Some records
---*---

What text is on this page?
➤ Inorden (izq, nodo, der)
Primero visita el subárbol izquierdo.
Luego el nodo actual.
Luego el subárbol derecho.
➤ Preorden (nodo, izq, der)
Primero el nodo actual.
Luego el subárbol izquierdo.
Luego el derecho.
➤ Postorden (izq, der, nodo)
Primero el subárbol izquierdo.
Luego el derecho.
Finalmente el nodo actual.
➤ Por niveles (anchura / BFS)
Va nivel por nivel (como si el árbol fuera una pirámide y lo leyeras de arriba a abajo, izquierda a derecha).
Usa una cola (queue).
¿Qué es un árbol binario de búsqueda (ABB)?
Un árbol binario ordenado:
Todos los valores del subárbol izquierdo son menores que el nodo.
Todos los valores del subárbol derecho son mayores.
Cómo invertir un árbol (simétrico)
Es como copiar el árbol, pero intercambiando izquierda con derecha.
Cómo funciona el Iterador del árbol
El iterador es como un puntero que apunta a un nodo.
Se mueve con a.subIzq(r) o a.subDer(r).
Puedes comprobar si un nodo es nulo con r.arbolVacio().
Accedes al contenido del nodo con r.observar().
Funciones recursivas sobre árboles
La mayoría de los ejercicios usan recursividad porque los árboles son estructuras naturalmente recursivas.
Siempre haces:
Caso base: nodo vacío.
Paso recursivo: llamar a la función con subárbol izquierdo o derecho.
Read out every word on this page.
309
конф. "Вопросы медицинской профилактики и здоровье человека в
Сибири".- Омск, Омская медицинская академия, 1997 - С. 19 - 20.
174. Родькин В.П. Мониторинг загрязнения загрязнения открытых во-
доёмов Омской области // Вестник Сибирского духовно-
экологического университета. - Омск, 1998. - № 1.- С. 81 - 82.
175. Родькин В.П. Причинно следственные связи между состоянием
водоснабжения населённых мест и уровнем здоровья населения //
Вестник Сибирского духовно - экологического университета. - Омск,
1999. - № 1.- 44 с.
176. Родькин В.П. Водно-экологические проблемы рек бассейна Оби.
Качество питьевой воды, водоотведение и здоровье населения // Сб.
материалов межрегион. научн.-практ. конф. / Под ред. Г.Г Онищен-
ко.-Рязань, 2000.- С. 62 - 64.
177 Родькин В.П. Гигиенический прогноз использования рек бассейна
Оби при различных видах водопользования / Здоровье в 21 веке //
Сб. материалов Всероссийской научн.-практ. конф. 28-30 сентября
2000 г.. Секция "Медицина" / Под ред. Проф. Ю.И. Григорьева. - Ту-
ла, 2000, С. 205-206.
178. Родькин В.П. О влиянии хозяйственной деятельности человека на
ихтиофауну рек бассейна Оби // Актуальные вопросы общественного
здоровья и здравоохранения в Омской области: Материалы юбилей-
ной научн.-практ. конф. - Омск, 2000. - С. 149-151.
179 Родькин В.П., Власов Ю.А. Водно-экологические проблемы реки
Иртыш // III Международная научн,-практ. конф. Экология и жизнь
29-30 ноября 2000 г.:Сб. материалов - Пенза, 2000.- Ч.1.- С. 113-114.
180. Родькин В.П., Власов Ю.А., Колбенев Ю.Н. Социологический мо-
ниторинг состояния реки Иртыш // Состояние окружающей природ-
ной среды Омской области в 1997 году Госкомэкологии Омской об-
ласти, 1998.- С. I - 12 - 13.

---*---

Task objective
Every line that holds the word "экологические" should be extracted.

Solution below
176. Родькин В.П. Водно-экологические проблемы рек бассейна Оби.
179 Родькин В.П., Власов Ю.А. Водно-экологические проблемы реки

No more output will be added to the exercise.